• [Problem to work on]:
Show all lines from the data that include the word "color".

• [Raw records]:
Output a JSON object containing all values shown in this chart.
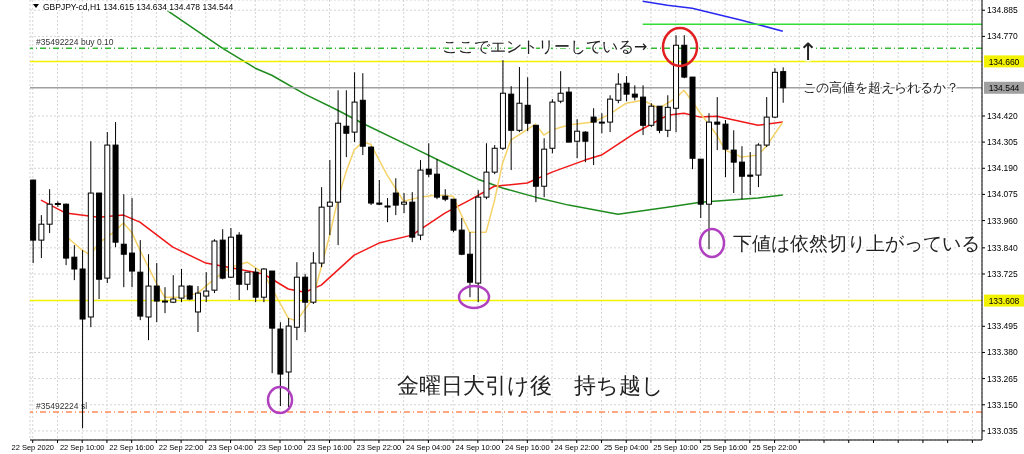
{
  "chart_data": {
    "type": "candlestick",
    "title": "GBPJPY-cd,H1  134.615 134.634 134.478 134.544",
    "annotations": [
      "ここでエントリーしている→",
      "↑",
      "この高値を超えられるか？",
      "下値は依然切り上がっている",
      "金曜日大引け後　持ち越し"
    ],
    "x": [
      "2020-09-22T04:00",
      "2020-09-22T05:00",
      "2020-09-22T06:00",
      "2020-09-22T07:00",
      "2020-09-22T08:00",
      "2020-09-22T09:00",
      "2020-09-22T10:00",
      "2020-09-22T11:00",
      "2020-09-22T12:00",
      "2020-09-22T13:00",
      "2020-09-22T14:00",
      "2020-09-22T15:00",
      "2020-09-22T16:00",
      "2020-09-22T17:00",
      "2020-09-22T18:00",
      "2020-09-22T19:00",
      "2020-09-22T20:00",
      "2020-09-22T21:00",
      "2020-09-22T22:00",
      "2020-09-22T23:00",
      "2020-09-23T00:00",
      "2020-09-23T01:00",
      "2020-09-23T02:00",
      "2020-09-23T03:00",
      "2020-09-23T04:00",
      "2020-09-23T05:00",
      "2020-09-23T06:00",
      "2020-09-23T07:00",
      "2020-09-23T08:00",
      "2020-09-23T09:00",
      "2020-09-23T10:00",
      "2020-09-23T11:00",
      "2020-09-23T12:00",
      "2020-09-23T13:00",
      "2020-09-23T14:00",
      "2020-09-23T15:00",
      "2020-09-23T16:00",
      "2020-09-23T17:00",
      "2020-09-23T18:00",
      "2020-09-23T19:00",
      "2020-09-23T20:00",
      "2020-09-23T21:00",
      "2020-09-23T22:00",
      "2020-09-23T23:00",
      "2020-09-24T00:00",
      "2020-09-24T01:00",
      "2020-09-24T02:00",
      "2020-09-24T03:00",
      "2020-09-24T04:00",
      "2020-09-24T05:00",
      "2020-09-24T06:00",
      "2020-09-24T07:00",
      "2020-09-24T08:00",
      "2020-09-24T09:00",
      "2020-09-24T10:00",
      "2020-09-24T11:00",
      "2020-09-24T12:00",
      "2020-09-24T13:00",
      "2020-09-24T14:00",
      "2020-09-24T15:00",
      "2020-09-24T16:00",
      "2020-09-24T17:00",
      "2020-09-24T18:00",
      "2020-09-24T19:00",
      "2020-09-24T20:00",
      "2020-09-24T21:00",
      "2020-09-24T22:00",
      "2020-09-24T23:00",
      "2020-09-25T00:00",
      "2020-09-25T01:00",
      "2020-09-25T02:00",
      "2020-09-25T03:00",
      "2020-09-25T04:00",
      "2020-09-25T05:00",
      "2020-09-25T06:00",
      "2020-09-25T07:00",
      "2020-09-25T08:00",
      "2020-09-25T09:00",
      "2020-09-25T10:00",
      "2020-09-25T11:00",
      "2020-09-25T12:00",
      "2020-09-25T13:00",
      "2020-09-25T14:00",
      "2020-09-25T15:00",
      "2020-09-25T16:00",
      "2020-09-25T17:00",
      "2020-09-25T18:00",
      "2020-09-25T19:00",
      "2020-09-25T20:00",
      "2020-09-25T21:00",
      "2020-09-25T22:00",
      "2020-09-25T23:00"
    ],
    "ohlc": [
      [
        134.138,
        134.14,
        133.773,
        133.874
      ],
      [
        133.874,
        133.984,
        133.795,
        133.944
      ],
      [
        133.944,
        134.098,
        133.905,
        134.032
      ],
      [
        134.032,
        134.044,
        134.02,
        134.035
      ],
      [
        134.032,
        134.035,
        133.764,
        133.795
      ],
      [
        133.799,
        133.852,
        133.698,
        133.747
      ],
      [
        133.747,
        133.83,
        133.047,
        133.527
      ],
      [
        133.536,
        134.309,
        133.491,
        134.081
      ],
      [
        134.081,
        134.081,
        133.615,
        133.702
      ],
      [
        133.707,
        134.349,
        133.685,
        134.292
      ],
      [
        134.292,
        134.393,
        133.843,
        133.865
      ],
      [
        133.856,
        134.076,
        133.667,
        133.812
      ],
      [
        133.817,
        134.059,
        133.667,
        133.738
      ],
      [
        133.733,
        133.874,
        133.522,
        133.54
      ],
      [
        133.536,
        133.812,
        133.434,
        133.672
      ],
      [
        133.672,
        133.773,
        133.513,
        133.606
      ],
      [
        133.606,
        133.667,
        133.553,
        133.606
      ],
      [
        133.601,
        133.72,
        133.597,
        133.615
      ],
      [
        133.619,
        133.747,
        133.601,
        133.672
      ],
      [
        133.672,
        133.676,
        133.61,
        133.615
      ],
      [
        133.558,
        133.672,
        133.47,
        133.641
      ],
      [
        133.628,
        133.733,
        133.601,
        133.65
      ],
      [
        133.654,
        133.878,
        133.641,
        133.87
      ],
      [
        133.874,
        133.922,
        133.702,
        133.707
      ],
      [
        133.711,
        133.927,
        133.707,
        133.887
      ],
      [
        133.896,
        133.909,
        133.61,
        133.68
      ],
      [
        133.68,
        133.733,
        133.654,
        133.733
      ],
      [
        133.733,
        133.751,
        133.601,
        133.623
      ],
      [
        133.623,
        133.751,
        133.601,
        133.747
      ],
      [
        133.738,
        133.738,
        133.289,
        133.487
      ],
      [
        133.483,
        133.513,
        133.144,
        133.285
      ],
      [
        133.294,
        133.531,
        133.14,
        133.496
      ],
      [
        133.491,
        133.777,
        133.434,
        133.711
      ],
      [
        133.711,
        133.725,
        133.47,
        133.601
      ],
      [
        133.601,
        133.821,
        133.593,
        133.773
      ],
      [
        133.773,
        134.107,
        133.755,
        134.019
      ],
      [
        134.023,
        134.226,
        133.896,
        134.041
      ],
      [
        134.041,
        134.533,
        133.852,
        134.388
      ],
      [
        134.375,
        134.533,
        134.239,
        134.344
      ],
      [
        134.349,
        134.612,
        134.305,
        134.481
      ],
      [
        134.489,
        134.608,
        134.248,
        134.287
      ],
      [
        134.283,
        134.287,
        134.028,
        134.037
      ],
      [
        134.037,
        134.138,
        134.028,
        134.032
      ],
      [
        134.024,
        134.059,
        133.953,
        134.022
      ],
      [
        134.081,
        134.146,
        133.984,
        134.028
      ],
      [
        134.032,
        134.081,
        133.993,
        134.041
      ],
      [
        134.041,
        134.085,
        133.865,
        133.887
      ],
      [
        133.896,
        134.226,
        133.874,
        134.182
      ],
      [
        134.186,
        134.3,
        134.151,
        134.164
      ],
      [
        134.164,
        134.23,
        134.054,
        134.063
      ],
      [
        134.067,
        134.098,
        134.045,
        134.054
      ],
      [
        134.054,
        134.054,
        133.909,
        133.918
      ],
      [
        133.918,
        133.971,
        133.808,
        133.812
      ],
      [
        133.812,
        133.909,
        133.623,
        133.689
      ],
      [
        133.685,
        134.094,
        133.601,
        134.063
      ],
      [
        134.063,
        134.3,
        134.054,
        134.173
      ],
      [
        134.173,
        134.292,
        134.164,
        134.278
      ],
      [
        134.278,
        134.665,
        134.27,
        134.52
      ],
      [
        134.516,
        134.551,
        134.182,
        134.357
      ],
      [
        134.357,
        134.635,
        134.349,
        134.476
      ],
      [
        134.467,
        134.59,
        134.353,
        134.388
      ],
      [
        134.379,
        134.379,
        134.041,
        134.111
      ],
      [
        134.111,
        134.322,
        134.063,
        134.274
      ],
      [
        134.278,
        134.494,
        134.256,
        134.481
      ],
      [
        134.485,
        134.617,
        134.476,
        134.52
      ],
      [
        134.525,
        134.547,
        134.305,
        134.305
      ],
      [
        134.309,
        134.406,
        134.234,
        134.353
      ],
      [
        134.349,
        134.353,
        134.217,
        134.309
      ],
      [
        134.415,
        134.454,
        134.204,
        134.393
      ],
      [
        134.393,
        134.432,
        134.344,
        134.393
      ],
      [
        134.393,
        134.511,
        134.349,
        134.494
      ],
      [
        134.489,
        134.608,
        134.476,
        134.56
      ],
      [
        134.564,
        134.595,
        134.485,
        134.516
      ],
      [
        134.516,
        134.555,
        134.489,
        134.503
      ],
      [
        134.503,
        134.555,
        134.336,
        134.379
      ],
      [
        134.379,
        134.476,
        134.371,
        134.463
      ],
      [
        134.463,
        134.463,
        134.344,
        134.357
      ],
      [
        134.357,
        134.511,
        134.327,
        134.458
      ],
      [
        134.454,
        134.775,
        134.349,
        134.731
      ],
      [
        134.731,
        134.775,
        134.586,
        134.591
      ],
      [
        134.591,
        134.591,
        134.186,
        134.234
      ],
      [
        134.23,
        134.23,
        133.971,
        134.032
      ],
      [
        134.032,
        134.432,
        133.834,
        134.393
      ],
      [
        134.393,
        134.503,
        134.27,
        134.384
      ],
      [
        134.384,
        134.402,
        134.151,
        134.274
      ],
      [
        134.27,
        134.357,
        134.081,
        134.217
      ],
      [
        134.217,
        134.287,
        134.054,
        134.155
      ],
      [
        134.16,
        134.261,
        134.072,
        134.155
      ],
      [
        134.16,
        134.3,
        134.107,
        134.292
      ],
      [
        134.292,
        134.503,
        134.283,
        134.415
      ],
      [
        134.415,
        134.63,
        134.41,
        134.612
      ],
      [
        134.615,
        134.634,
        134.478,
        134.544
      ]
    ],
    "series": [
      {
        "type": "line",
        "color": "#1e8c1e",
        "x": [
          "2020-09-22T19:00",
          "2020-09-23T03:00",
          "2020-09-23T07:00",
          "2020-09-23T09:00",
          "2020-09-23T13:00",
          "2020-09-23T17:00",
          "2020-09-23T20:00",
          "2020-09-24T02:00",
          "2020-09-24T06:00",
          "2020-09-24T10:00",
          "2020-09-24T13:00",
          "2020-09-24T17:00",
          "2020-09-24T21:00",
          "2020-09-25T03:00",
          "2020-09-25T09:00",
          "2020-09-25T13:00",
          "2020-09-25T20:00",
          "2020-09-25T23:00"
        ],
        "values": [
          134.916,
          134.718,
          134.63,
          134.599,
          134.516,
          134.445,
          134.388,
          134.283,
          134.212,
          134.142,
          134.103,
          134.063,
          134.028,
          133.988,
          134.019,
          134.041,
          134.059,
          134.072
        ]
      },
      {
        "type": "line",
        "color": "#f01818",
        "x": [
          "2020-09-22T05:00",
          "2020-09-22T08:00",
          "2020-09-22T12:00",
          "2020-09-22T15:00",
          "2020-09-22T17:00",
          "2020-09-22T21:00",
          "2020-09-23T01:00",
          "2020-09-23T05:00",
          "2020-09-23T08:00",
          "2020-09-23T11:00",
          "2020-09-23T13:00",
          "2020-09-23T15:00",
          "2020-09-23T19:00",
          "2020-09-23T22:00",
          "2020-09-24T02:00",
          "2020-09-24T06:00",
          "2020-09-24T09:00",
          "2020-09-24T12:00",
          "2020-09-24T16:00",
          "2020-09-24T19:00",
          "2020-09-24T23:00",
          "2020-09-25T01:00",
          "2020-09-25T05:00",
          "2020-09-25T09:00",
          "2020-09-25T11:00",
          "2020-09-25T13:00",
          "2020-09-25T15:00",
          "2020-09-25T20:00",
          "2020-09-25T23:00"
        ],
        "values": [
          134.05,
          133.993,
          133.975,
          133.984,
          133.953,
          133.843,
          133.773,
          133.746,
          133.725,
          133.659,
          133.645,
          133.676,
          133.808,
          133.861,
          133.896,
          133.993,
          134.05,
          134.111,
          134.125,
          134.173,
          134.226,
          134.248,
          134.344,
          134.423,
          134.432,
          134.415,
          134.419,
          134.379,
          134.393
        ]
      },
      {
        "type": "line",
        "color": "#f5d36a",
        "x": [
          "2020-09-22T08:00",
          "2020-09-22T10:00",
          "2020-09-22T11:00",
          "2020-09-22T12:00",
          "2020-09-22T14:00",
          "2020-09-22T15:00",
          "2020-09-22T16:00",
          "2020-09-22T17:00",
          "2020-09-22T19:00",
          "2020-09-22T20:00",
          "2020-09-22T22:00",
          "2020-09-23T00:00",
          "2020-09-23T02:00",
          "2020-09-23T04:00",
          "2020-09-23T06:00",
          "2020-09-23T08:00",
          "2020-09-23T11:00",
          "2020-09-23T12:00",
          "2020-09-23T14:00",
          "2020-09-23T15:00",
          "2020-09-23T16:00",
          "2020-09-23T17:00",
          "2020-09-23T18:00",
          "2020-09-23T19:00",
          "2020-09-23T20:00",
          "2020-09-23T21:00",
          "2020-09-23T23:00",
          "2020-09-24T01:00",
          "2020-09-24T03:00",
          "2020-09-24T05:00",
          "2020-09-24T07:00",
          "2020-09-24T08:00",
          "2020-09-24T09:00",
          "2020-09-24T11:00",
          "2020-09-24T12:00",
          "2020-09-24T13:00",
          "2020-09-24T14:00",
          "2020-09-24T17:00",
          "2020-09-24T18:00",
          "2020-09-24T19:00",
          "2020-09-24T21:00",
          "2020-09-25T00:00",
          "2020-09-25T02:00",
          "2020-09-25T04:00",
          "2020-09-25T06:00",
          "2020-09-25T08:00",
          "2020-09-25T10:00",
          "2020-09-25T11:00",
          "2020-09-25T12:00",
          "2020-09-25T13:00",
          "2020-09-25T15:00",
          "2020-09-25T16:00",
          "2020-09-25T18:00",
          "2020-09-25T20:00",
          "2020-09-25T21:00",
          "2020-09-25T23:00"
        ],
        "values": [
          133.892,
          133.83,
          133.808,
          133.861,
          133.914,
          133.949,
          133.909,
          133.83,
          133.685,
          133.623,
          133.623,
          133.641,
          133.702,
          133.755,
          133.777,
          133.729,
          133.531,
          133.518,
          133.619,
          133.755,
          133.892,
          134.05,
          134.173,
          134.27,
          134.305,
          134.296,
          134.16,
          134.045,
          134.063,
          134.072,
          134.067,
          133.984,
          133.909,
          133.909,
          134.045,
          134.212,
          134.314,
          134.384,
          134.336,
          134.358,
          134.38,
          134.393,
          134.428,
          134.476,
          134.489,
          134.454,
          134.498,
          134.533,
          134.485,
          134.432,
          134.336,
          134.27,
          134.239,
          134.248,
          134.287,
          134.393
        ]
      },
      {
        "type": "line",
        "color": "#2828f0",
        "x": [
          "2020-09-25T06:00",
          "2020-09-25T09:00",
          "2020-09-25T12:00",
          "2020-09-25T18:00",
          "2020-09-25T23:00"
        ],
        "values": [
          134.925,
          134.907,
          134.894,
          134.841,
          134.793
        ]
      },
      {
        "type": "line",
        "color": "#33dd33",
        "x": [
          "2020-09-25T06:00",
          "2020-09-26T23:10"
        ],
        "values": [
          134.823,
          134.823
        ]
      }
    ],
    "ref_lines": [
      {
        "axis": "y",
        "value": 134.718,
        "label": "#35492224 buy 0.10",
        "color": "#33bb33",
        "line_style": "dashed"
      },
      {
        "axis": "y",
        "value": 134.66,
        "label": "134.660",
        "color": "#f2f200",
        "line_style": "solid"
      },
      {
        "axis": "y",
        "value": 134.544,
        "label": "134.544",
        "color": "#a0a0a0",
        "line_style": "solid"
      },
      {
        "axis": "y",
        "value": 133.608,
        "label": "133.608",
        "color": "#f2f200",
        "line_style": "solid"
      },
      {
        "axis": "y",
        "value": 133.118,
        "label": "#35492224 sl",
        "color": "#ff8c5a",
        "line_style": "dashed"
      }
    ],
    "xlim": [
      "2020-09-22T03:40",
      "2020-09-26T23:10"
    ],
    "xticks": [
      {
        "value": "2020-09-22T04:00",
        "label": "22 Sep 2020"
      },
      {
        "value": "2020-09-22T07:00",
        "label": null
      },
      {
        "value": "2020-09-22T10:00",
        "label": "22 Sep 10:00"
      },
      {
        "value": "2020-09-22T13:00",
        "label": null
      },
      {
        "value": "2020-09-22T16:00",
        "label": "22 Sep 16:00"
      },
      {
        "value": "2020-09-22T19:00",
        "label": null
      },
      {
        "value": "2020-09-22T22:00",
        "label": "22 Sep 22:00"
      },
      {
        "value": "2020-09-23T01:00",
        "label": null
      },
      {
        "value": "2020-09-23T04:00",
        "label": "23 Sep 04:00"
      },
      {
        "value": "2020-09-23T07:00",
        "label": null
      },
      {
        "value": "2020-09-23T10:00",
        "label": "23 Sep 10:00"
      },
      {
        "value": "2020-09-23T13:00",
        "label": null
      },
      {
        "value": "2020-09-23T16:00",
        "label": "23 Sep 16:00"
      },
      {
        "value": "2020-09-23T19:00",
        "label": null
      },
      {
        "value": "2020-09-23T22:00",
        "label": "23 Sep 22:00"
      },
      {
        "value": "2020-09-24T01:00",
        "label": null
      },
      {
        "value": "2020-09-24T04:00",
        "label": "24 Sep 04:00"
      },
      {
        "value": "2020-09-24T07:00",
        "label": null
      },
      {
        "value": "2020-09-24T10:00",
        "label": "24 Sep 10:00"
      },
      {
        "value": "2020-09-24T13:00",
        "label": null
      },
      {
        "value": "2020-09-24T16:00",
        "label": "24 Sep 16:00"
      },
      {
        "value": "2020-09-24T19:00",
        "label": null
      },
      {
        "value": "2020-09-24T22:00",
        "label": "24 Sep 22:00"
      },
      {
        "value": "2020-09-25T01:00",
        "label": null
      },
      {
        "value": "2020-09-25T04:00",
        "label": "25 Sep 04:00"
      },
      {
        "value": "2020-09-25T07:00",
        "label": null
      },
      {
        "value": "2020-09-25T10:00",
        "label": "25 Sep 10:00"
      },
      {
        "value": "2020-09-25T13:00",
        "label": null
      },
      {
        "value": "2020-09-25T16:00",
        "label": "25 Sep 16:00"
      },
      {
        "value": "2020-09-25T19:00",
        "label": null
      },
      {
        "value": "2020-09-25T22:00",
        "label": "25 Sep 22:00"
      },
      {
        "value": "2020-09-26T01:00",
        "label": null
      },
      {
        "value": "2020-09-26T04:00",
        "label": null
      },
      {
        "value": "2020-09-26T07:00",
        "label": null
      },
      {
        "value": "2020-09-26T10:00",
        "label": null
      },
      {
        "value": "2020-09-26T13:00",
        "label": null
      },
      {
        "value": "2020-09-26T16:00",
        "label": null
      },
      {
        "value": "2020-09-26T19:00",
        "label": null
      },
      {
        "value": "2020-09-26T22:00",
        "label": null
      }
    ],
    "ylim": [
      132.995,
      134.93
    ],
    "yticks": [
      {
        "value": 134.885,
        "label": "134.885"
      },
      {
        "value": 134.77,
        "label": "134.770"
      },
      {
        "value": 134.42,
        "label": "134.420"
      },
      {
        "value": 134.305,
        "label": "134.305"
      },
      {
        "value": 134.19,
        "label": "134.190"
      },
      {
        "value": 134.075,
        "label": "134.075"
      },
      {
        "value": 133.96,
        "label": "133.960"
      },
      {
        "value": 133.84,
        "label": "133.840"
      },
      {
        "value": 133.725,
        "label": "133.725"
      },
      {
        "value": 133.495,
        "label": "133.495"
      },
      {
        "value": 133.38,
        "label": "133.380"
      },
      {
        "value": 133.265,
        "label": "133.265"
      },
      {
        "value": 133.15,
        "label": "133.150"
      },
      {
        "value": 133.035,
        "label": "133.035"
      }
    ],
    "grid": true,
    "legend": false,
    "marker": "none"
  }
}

• [Exercise result]:
        "color": "#1e8c1e",
        "color": "#f01818",
        "color": "#f5d36a",
        "color": "#2828f0",
        "color": "#33dd33",
        "color": "#33bb33",
        "color": "#f2f200",
        "color": "#a0a0a0",
        "color": "#f2f200",
        "color": "#ff8c5a",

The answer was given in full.